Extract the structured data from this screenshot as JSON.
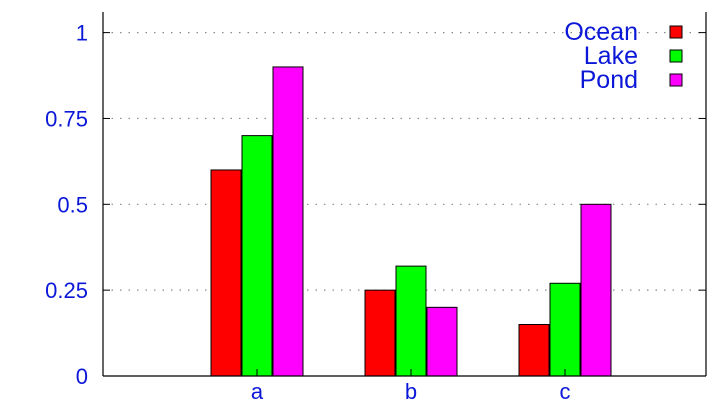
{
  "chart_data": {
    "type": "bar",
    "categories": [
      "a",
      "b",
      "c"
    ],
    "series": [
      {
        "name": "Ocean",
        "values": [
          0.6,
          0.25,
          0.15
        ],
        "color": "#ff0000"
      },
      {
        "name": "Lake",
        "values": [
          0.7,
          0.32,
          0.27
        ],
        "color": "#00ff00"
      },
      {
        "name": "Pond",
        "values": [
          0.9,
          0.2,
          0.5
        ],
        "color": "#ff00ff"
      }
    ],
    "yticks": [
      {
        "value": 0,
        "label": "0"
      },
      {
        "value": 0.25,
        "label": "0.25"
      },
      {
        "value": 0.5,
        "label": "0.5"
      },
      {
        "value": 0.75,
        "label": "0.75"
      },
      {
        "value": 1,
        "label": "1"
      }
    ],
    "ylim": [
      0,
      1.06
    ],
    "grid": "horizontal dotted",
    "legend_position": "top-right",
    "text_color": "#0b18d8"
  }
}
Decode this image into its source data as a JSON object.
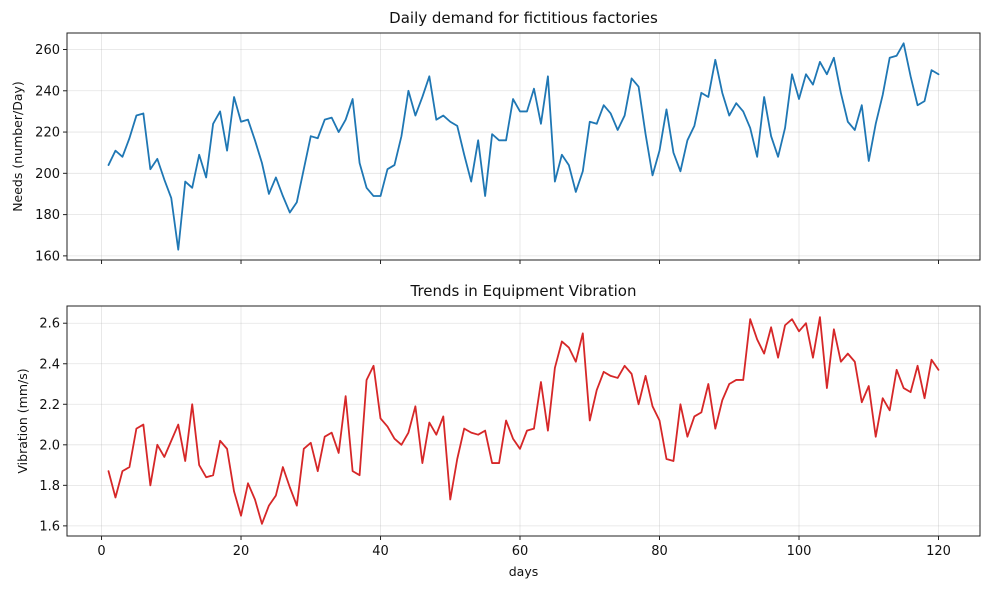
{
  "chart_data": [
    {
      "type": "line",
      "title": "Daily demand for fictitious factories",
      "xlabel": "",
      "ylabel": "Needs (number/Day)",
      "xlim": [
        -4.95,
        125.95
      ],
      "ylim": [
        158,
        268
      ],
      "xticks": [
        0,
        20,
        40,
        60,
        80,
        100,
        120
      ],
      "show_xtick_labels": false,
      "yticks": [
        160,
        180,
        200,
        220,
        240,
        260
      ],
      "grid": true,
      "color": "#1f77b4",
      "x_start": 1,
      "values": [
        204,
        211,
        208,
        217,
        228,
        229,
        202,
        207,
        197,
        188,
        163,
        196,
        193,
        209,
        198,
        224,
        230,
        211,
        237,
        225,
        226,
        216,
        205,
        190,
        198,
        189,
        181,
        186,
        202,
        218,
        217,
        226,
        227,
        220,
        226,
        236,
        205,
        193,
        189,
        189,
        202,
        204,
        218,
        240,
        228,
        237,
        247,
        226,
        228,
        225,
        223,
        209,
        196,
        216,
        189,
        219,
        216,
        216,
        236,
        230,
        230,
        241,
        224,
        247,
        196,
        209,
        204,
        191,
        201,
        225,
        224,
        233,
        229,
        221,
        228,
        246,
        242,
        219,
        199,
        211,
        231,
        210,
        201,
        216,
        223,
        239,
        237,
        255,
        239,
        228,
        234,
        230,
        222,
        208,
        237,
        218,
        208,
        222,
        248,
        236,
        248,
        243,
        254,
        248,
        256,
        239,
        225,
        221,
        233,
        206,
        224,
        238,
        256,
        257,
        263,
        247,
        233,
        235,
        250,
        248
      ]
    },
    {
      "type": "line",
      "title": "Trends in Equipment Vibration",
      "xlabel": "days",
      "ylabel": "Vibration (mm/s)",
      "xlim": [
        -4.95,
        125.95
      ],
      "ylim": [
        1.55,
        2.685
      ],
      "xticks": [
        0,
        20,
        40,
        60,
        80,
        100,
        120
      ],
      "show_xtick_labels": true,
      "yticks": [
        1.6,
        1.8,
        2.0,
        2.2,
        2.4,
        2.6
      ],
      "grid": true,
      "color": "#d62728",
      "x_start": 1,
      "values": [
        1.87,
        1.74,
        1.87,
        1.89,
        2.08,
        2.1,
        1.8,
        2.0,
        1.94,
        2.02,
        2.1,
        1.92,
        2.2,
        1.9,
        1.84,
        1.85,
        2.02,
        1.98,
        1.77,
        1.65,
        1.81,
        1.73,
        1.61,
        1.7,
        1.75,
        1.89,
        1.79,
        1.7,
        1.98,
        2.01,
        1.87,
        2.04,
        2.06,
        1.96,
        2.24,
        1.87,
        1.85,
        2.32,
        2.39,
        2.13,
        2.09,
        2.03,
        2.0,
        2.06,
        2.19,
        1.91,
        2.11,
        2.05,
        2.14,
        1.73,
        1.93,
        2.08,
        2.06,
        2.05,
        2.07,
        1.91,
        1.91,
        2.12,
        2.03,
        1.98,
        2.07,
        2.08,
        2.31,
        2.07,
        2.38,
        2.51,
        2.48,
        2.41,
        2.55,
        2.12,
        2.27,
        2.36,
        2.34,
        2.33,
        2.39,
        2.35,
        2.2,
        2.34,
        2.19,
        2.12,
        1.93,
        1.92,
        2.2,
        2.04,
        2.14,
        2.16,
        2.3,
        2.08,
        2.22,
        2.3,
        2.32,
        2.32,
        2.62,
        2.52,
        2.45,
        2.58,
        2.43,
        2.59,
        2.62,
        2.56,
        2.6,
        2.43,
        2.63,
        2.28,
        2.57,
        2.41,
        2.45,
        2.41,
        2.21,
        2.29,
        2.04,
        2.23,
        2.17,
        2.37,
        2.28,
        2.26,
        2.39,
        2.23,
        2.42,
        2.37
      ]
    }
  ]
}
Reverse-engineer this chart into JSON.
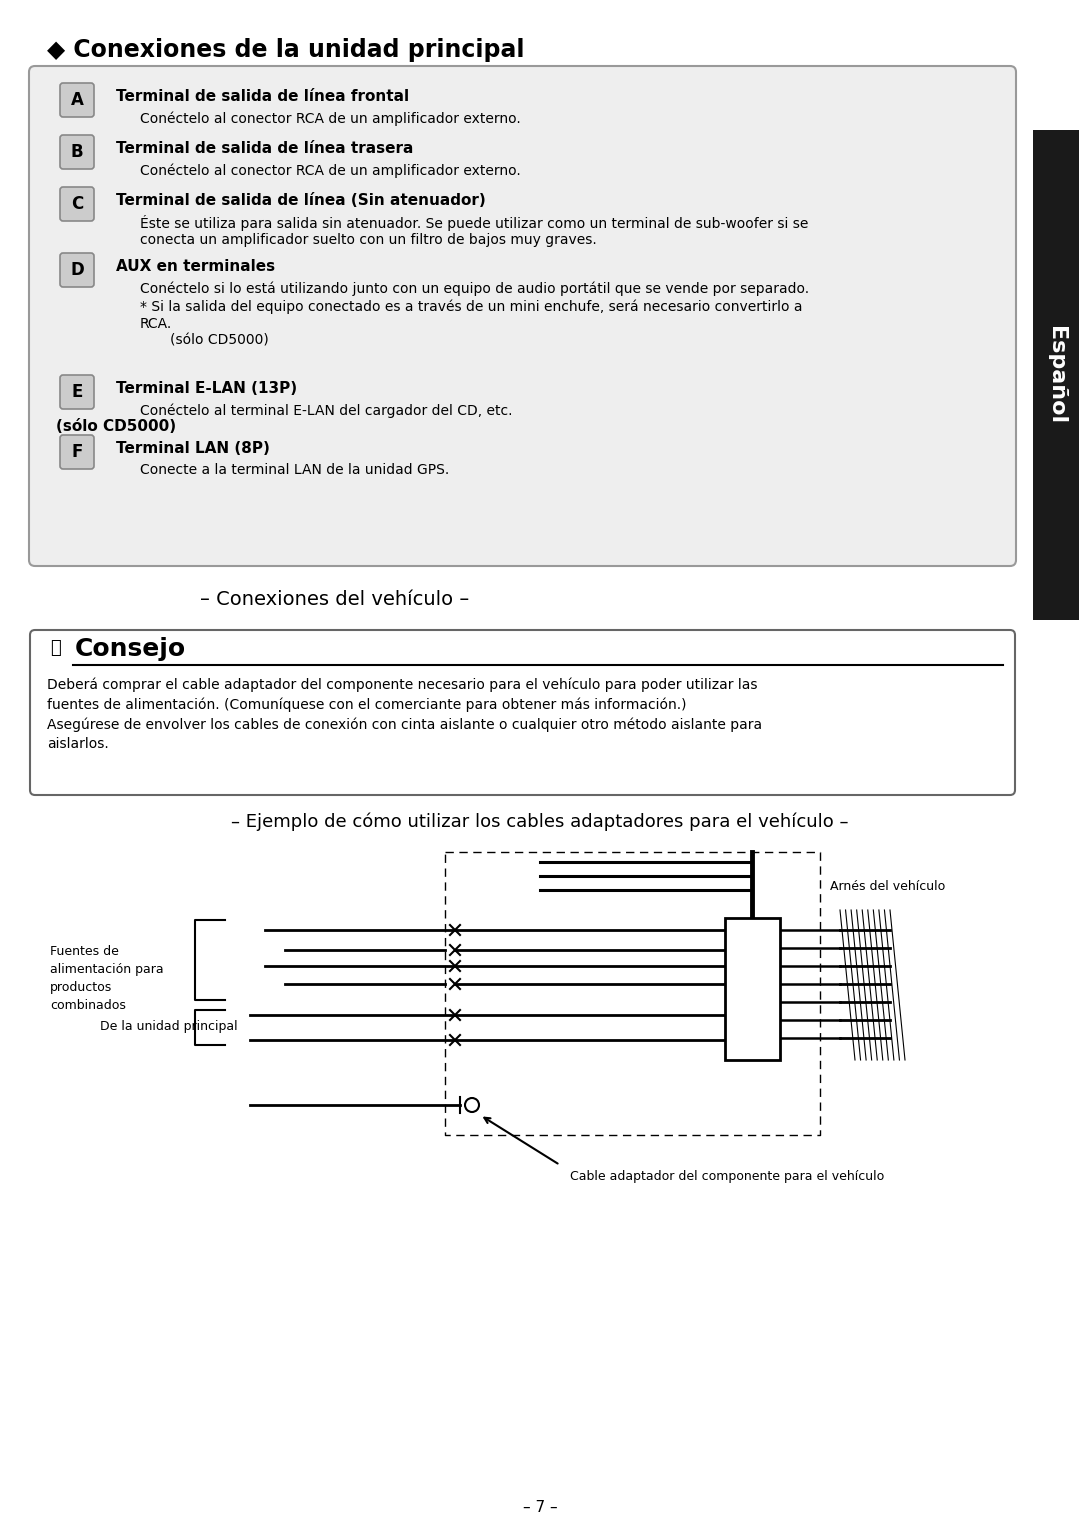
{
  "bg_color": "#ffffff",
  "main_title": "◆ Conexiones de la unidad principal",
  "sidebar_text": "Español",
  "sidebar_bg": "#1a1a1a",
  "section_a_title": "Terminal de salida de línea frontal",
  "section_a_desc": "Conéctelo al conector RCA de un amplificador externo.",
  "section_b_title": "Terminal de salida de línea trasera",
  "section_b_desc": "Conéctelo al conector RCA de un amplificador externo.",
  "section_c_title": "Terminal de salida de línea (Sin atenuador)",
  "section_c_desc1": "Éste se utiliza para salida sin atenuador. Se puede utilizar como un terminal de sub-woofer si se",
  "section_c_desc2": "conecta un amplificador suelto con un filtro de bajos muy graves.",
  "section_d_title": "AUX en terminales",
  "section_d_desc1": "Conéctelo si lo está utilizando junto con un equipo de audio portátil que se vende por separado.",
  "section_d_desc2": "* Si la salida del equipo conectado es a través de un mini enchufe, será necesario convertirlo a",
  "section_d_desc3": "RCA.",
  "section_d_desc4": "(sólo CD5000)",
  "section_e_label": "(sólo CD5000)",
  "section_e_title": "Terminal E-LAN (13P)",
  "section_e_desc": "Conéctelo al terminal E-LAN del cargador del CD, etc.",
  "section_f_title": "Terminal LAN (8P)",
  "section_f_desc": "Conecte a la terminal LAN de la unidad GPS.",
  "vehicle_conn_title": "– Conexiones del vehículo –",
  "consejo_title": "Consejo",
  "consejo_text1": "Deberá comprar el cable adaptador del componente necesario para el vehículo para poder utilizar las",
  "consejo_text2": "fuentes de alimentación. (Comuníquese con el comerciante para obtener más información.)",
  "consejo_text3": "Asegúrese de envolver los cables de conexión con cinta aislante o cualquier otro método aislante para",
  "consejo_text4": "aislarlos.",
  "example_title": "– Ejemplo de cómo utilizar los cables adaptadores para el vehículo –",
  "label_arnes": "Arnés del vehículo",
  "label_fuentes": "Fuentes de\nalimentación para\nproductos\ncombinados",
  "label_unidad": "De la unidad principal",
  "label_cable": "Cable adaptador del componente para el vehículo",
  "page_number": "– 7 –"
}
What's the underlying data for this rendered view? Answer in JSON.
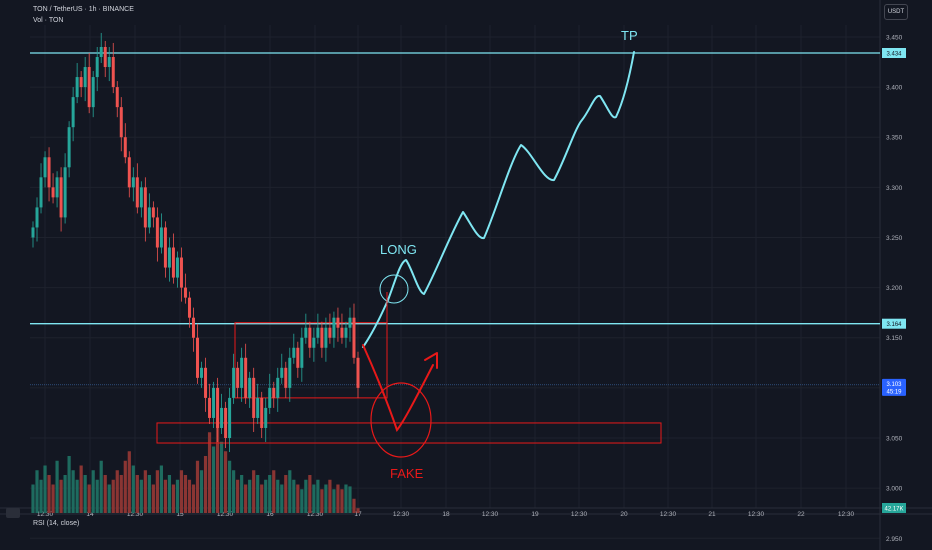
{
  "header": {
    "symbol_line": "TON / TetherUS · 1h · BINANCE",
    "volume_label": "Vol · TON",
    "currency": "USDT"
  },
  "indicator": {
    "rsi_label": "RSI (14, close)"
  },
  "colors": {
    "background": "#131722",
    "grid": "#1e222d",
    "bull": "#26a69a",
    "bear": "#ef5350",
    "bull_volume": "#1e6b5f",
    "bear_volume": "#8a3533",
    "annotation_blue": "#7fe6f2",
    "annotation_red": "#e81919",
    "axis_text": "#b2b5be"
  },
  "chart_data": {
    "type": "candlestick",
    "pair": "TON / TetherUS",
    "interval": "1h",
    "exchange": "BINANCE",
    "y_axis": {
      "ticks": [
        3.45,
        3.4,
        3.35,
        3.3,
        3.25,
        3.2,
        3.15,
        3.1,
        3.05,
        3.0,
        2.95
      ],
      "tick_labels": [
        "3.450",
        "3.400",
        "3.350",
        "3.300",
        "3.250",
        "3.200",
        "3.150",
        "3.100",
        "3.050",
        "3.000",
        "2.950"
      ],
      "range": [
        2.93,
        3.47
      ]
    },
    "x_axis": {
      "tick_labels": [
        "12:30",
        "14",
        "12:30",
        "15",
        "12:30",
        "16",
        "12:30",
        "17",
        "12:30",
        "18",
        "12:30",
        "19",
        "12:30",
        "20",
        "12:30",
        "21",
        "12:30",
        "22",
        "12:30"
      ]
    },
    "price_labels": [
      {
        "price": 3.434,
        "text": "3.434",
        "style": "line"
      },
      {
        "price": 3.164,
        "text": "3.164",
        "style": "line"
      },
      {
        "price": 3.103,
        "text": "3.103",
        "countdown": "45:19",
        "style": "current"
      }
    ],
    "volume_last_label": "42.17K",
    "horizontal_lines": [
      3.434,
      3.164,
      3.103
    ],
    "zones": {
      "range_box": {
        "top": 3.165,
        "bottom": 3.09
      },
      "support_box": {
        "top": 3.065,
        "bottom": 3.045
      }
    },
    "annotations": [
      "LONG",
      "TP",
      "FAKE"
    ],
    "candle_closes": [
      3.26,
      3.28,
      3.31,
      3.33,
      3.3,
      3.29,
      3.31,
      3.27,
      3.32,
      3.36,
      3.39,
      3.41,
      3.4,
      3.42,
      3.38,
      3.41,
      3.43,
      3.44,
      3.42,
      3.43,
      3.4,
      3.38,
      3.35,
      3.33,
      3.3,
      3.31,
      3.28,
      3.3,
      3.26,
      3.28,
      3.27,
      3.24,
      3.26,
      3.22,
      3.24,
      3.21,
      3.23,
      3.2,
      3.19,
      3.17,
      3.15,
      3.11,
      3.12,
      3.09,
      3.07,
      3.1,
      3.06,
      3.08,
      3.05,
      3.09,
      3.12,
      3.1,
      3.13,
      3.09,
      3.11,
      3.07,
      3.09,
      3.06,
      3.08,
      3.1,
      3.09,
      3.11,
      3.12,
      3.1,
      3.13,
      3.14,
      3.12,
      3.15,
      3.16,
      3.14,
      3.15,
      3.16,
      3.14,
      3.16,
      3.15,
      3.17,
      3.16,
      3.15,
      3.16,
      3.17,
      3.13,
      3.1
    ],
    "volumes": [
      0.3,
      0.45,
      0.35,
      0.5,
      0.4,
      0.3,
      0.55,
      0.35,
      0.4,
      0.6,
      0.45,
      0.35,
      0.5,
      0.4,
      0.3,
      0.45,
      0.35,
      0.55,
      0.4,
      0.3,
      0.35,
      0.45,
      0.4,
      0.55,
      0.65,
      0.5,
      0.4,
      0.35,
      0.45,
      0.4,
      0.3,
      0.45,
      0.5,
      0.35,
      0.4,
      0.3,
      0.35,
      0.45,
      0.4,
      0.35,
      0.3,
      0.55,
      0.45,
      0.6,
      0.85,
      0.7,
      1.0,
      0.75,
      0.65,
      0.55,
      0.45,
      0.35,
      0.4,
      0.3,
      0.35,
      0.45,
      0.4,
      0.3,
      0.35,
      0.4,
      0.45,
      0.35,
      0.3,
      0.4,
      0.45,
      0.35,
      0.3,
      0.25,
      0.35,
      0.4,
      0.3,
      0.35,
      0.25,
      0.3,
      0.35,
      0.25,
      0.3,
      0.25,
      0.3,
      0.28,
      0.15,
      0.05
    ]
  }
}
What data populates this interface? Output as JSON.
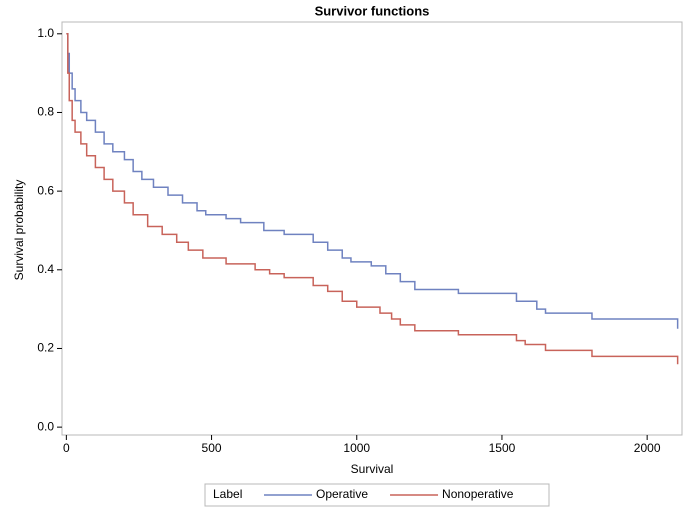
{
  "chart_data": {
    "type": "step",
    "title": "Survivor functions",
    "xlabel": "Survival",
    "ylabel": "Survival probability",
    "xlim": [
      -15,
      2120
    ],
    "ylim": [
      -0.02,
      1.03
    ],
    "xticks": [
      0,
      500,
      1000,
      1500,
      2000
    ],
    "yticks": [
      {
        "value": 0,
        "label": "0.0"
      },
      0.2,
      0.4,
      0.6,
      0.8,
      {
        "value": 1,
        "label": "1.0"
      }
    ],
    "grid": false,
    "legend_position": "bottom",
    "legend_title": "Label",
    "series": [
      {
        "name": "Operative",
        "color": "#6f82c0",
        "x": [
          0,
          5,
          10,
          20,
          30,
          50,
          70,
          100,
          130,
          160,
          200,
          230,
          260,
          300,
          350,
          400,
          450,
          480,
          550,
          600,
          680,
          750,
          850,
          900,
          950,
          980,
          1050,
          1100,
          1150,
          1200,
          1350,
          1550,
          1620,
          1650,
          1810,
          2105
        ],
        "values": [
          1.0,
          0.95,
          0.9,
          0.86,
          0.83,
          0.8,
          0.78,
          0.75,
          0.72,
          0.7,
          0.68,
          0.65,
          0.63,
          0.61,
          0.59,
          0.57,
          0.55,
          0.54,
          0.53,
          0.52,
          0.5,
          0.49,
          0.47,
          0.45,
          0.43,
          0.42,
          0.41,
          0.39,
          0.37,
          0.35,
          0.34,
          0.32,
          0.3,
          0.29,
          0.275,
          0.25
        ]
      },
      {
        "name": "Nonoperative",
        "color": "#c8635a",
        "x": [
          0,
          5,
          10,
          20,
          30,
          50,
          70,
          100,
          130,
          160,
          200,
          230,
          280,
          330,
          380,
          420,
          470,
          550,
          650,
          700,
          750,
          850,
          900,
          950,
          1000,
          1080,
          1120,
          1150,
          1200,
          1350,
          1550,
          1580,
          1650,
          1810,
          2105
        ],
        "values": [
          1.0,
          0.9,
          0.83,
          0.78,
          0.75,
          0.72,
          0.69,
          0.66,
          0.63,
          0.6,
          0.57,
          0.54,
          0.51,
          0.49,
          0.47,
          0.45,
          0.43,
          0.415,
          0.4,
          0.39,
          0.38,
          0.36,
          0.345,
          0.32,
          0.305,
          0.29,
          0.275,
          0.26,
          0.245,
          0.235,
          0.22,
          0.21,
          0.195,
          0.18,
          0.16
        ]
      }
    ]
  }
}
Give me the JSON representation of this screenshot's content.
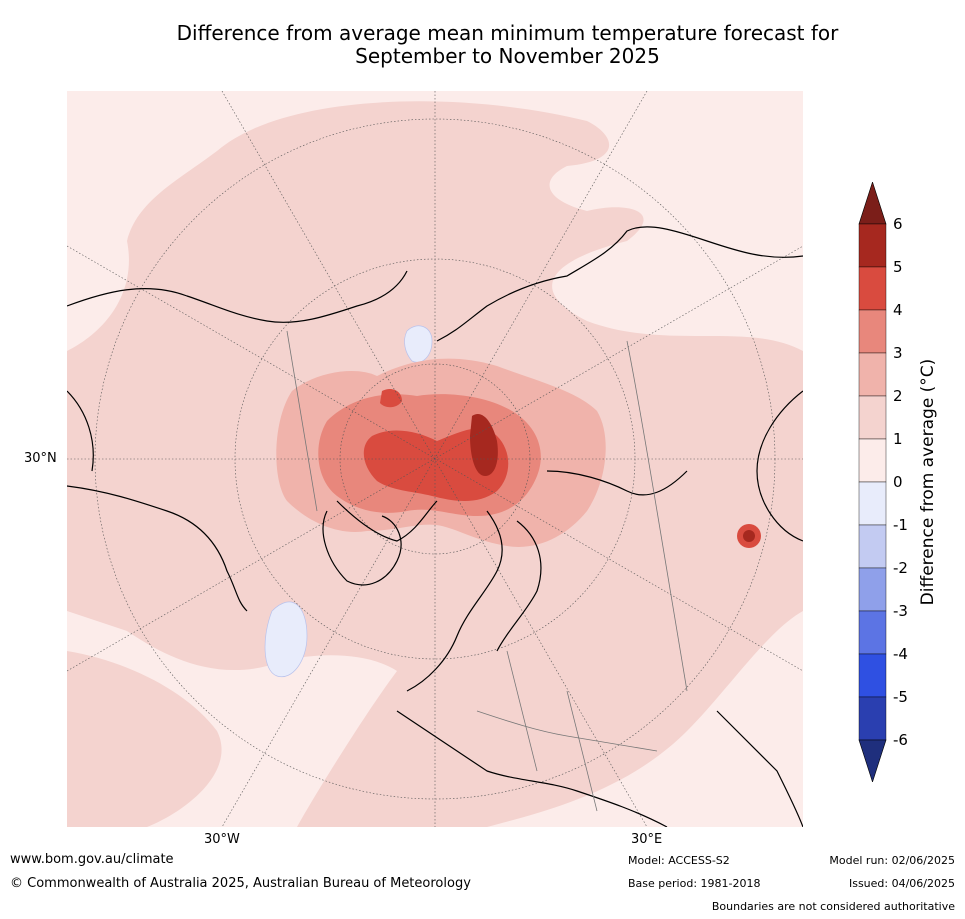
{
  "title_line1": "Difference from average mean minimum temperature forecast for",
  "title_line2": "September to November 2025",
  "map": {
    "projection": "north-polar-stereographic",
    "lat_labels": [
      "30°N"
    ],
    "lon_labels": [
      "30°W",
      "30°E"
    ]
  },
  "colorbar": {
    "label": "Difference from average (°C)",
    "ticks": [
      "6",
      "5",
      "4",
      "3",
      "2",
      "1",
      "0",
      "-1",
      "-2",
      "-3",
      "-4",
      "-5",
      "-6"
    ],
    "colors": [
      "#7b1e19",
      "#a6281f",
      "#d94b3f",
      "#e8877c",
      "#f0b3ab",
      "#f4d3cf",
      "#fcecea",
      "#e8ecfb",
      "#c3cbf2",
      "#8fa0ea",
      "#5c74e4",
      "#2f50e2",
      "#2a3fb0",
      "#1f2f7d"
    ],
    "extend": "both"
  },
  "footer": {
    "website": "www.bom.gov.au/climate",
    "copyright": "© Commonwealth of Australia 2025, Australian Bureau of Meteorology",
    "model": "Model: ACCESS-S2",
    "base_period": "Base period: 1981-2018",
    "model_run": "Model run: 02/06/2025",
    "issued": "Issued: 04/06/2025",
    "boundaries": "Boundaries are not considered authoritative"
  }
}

## Problem description
Copy out every line of the material above that mentions the word "this".

## Right answer
Extract the structured data from this screenshot as JSON.
Decode this image into its source data as a JSON object.
Reverse-engineer this chart into JSON.
What's the underlying data for this rendered view? Answer in JSON.
What data populates this interface? Output as JSON.
Give me the JSON representation of this screenshot's content.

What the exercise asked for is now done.